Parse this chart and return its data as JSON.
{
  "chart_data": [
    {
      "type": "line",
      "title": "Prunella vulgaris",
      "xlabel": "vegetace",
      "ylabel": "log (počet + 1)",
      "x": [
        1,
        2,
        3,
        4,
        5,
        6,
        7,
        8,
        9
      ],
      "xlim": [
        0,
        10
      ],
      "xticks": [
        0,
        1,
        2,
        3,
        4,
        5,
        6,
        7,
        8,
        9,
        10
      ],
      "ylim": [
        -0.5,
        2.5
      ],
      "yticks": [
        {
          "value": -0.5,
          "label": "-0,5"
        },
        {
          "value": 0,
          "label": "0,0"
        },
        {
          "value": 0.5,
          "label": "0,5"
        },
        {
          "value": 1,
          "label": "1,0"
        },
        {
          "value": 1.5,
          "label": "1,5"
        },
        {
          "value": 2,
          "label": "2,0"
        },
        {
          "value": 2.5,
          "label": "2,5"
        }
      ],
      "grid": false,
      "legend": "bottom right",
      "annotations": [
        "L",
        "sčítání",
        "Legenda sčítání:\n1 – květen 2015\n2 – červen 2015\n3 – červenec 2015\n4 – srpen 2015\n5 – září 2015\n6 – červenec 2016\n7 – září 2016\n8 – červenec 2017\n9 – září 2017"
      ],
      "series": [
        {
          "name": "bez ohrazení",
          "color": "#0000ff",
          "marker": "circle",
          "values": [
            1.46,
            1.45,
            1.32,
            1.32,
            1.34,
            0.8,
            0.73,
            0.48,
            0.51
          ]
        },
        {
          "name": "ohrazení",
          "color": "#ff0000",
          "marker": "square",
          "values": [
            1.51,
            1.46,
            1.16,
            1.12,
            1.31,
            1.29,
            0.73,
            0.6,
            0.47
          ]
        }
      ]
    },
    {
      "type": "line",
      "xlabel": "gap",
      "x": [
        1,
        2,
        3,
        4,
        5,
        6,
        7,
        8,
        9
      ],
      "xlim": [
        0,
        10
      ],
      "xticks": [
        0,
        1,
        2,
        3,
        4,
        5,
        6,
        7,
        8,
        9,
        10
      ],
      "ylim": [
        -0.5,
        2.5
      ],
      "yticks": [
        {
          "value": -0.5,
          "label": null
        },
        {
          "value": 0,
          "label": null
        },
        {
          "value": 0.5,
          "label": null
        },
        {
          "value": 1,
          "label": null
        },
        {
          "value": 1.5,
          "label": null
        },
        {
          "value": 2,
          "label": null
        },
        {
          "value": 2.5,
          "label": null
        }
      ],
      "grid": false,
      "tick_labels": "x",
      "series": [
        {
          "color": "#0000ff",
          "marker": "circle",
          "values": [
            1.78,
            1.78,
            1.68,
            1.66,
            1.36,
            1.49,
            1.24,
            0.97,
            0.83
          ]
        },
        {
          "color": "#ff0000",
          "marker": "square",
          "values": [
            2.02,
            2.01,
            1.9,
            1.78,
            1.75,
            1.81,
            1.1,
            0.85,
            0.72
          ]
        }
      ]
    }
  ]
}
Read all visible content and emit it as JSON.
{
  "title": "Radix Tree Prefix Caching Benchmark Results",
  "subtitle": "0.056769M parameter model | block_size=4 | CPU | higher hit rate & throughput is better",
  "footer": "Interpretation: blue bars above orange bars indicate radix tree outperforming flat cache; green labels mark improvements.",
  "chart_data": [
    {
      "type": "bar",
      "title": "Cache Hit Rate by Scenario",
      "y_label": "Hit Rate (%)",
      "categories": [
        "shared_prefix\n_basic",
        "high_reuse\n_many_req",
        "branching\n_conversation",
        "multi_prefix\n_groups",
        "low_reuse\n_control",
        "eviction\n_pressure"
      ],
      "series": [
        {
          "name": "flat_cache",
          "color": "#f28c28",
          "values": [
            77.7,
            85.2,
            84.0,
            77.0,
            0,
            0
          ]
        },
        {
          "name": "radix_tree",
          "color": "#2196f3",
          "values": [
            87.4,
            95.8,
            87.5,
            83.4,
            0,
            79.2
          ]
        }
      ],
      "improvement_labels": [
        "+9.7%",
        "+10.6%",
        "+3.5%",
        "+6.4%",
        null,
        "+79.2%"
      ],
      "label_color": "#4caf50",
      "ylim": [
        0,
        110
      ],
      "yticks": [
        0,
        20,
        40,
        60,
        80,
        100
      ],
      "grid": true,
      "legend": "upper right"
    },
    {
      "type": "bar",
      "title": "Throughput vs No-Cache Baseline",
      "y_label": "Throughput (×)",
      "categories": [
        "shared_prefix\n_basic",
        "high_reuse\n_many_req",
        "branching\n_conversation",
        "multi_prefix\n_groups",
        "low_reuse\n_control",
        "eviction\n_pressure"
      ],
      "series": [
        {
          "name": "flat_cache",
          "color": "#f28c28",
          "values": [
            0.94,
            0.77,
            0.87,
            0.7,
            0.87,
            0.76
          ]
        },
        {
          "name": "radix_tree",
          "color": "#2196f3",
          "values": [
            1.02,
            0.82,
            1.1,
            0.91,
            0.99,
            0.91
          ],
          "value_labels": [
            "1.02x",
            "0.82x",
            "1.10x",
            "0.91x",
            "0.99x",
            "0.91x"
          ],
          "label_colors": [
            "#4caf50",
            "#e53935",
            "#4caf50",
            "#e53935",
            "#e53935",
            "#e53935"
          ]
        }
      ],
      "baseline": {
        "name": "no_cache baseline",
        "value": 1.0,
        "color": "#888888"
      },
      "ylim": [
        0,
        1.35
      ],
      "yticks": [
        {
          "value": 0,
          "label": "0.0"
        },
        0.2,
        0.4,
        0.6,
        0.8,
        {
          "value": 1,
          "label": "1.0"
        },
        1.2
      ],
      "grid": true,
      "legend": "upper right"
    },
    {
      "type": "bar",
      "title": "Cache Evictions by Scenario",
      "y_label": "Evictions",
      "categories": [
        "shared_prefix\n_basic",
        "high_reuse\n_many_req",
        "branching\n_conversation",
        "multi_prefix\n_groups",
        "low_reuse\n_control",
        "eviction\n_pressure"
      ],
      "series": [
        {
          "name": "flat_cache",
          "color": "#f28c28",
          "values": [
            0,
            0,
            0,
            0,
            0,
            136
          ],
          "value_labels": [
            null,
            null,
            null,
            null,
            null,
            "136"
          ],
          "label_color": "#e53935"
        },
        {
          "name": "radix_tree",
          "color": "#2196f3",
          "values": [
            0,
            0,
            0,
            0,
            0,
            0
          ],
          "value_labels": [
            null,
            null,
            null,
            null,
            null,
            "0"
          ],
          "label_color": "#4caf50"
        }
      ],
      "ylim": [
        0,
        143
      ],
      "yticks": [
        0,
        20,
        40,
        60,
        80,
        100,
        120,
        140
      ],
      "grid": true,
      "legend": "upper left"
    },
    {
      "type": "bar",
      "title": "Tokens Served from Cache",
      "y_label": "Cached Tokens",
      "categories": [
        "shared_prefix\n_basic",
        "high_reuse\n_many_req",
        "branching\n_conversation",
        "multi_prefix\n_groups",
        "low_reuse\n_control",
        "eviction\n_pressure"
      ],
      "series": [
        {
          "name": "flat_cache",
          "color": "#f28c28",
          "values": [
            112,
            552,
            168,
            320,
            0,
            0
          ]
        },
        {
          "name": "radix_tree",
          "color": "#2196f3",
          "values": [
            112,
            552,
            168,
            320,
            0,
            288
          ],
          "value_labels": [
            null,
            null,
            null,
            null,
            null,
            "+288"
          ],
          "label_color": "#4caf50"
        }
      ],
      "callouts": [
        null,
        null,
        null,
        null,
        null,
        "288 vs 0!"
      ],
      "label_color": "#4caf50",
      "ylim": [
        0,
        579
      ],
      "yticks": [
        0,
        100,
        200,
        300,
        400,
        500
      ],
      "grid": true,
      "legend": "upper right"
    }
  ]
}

====

Brief — Write out the data exactly as it stands.

Task result —
Parse this chart and return its data as JSON.
{
  "chart_data": [
    {
      "type": "line",
      "title": "Prunella vulgaris",
      "xlabel": "vegetace",
      "ylabel": "log (počet + 1)",
      "x": [
        1,
        2,
        3,
        4,
        5,
        6,
        7,
        8,
        9
      ],
      "xlim": [
        0,
        10
      ],
      "xticks": [
        0,
        1,
        2,
        3,
        4,
        5,
        6,
        7,
        8,
        9,
        10
      ],
      "ylim": [
        -0.5,
        2.5
      ],
      "yticks": [
        {
          "value": -0.5,
          "label": "-0,5"
        },
        {
          "value": 0,
          "label": "0,0"
        },
        {
          "value": 0.5,
          "label": "0,5"
        },
        {
          "value": 1,
          "label": "1,0"
        },
        {
          "value": 1.5,
          "label": "1,5"
        },
        {
          "value": 2,
          "label": "2,0"
        },
        {
          "value": 2.5,
          "label": "2,5"
        }
      ],
      "grid": false,
      "legend": "bottom right",
      "annotations": [
        "L",
        "sčítání",
        "Legenda sčítání:\n1 – květen 2015\n2 – červen 2015\n3 – červenec 2015\n4 – srpen 2015\n5 – září 2015\n6 – červenec 2016\n7 – září 2016\n8 – červenec 2017\n9 – září 2017"
      ],
      "series": [
        {
          "name": "bez ohrazení",
          "color": "#0000ff",
          "marker": "circle",
          "values": [
            1.46,
            1.45,
            1.32,
            1.32,
            1.34,
            0.8,
            0.73,
            0.48,
            0.51
          ]
        },
        {
          "name": "ohrazení",
          "color": "#ff0000",
          "marker": "square",
          "values": [
            1.51,
            1.46,
            1.16,
            1.12,
            1.31,
            1.29,
            0.73,
            0.6,
            0.47
          ]
        }
      ]
    },
    {
      "type": "line",
      "xlabel": "gap",
      "x": [
        1,
        2,
        3,
        4,
        5,
        6,
        7,
        8,
        9
      ],
      "xlim": [
        0,
        10
      ],
      "xticks": [
        0,
        1,
        2,
        3,
        4,
        5,
        6,
        7,
        8,
        9,
        10
      ],
      "ylim": [
        -0.5,
        2.5
      ],
      "yticks": [
        {
          "value": -0.5,
          "label": null
        },
        {
          "value": 0,
          "label": null
        },
        {
          "value": 0.5,
          "label": null
        },
        {
          "value": 1,
          "label": null
        },
        {
          "value": 1.5,
          "label": null
        },
        {
          "value": 2,
          "label": null
        },
        {
          "value": 2.5,
          "label": null
        }
      ],
      "grid": false,
      "tick_labels": "x",
      "series": [
        {
          "color": "#0000ff",
          "marker": "circle",
          "values": [
            1.78,
            1.78,
            1.68,
            1.66,
            1.36,
            1.49,
            1.24,
            0.97,
            0.83
          ]
        },
        {
          "color": "#ff0000",
          "marker": "square",
          "values": [
            2.02,
            2.01,
            1.9,
            1.78,
            1.75,
            1.81,
            1.1,
            0.85,
            0.72
          ]
        }
      ]
    }
  ]
}
Read all visible content and emit it as JSON.
{
  "title": "Radix Tree Prefix Caching Benchmark Results",
  "subtitle": "0.056769M parameter model | block_size=4 | CPU | higher hit rate & throughput is better",
  "footer": "Interpretation: blue bars above orange bars indicate radix tree outperforming flat cache; green labels mark improvements.",
  "chart_data": [
    {
      "type": "bar",
      "title": "Cache Hit Rate by Scenario",
      "y_label": "Hit Rate (%)",
      "categories": [
        "shared_prefix\n_basic",
        "high_reuse\n_many_req",
        "branching\n_conversation",
        "multi_prefix\n_groups",
        "low_reuse\n_control",
        "eviction\n_pressure"
      ],
      "series": [
        {
          "name": "flat_cache",
          "color": "#f28c28",
          "values": [
            77.7,
            85.2,
            84.0,
            77.0,
            0,
            0
          ]
        },
        {
          "name": "radix_tree",
          "color": "#2196f3",
          "values": [
            87.4,
            95.8,
            87.5,
            83.4,
            0,
            79.2
          ]
        }
      ],
      "improvement_labels": [
        "+9.7%",
        "+10.6%",
        "+3.5%",
        "+6.4%",
        null,
        "+79.2%"
      ],
      "label_color": "#4caf50",
      "ylim": [
        0,
        110
      ],
      "yticks": [
        0,
        20,
        40,
        60,
        80,
        100
      ],
      "grid": true,
      "legend": "upper right"
    },
    {
      "type": "bar",
      "title": "Throughput vs No-Cache Baseline",
      "y_label": "Throughput (×)",
      "categories": [
        "shared_prefix\n_basic",
        "high_reuse\n_many_req",
        "branching\n_conversation",
        "multi_prefix\n_groups",
        "low_reuse\n_control",
        "eviction\n_pressure"
      ],
      "series": [
        {
          "name": "flat_cache",
          "color": "#f28c28",
          "values": [
            0.94,
            0.77,
            0.87,
            0.7,
            0.87,
            0.76
          ]
        },
        {
          "name": "radix_tree",
          "color": "#2196f3",
          "values": [
            1.02,
            0.82,
            1.1,
            0.91,
            0.99,
            0.91
          ],
          "value_labels": [
            "1.02x",
            "0.82x",
            "1.10x",
            "0.91x",
            "0.99x",
            "0.91x"
          ],
          "label_colors": [
            "#4caf50",
            "#e53935",
            "#4caf50",
            "#e53935",
            "#e53935",
            "#e53935"
          ]
        }
      ],
      "baseline": {
        "name": "no_cache baseline",
        "value": 1.0,
        "color": "#888888"
      },
      "ylim": [
        0,
        1.35
      ],
      "yticks": [
        {
          "value": 0,
          "label": "0.0"
        },
        0.2,
        0.4,
        0.6,
        0.8,
        {
          "value": 1,
          "label": "1.0"
        },
        1.2
      ],
      "grid": true,
      "legend": "upper right"
    },
    {
      "type": "bar",
      "title": "Cache Evictions by Scenario",
      "y_label": "Evictions",
      "categories": [
        "shared_prefix\n_basic",
        "high_reuse\n_many_req",
        "branching\n_conversation",
        "multi_prefix\n_groups",
        "low_reuse\n_control",
        "eviction\n_pressure"
      ],
      "series": [
        {
          "name": "flat_cache",
          "color": "#f28c28",
          "values": [
            0,
            0,
            0,
            0,
            0,
            136
          ],
          "value_labels": [
            null,
            null,
            null,
            null,
            null,
            "136"
          ],
          "label_color": "#e53935"
        },
        {
          "name": "radix_tree",
          "color": "#2196f3",
          "values": [
            0,
            0,
            0,
            0,
            0,
            0
          ],
          "value_labels": [
            null,
            null,
            null,
            null,
            null,
            "0"
          ],
          "label_color": "#4caf50"
        }
      ],
      "ylim": [
        0,
        143
      ],
      "yticks": [
        0,
        20,
        40,
        60,
        80,
        100,
        120,
        140
      ],
      "grid": true,
      "legend": "upper left"
    },
    {
      "type": "bar",
      "title": "Tokens Served from Cache",
      "y_label": "Cached Tokens",
      "categories": [
        "shared_prefix\n_basic",
        "high_reuse\n_many_req",
        "branching\n_conversation",
        "multi_prefix\n_groups",
        "low_reuse\n_control",
        "eviction\n_pressure"
      ],
      "series": [
        {
          "name": "flat_cache",
          "color": "#f28c28",
          "values": [
            112,
            552,
            168,
            320,
            0,
            0
          ]
        },
        {
          "name": "radix_tree",
          "color": "#2196f3",
          "values": [
            112,
            552,
            168,
            320,
            0,
            288
          ],
          "value_labels": [
            null,
            null,
            null,
            null,
            null,
            "+288"
          ],
          "label_color": "#4caf50"
        }
      ],
      "callouts": [
        null,
        null,
        null,
        null,
        null,
        "288 vs 0!"
      ],
      "label_color": "#4caf50",
      "ylim": [
        0,
        579
      ],
      "yticks": [
        0,
        100,
        200,
        300,
        400,
        500
      ],
      "grid": true,
      "legend": "upper right"
    }
  ]
}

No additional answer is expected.